[Some records]
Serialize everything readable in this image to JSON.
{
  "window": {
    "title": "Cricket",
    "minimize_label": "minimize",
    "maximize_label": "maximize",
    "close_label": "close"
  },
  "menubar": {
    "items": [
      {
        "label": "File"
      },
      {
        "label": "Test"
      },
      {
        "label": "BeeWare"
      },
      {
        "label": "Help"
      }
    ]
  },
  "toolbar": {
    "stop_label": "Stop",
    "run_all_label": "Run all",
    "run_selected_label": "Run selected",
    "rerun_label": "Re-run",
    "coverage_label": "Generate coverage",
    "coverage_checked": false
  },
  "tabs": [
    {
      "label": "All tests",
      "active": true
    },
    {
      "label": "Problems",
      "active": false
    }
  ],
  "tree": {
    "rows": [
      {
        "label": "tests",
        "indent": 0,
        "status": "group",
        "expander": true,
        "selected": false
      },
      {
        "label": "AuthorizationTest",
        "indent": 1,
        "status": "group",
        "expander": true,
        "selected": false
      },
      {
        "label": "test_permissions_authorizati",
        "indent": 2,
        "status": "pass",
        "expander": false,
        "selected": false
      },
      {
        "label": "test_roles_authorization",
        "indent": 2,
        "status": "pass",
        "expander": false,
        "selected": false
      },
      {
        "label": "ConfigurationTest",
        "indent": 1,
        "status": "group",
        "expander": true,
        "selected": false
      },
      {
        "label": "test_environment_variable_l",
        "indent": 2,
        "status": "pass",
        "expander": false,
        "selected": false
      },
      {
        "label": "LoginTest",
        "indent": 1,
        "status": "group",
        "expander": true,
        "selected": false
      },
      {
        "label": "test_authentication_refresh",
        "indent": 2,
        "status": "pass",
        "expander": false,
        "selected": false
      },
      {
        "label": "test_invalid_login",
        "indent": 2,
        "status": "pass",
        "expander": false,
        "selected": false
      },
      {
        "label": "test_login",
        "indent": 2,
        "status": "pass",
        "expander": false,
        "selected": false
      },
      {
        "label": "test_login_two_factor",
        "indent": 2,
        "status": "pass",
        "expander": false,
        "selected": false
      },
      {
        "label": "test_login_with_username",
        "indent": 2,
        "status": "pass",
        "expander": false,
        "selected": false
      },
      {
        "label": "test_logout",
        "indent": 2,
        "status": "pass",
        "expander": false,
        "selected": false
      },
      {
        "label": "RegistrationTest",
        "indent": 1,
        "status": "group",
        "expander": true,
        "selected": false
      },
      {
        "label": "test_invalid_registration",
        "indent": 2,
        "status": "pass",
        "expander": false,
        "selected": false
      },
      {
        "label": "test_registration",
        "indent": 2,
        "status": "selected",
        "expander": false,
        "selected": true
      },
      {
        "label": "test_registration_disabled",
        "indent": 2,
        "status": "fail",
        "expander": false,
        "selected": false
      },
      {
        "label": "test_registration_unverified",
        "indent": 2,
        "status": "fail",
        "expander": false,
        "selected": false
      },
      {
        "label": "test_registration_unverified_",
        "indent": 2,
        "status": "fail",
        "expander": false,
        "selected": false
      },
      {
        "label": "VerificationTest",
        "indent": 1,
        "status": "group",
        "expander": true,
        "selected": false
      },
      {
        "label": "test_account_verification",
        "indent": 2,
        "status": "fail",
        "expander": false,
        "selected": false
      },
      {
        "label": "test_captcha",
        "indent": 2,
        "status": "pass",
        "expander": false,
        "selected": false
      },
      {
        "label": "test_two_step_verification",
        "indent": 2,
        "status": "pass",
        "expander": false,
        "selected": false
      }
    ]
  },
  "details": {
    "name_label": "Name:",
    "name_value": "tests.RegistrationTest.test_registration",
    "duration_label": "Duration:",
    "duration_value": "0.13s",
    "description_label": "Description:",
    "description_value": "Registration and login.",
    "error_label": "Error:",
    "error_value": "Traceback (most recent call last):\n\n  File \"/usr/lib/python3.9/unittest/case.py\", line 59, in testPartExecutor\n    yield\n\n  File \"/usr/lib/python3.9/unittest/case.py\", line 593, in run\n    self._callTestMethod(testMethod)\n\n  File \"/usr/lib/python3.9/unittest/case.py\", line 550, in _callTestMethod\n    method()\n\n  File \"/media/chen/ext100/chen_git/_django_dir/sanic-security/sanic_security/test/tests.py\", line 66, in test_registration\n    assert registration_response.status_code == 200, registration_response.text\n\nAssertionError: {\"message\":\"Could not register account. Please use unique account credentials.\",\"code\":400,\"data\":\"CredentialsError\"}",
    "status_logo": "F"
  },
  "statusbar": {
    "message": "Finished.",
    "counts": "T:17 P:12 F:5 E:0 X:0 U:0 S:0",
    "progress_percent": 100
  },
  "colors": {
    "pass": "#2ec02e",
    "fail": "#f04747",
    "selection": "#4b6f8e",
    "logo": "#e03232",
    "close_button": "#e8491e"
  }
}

## [EXERCISE DESCRIPTION]
Collect every line from the records above that contains the word "RegistrationTest".

## [SOLVED PROBLEM]
        "label": "RegistrationTest",
    "name_value": "tests.RegistrationTest.test_registration",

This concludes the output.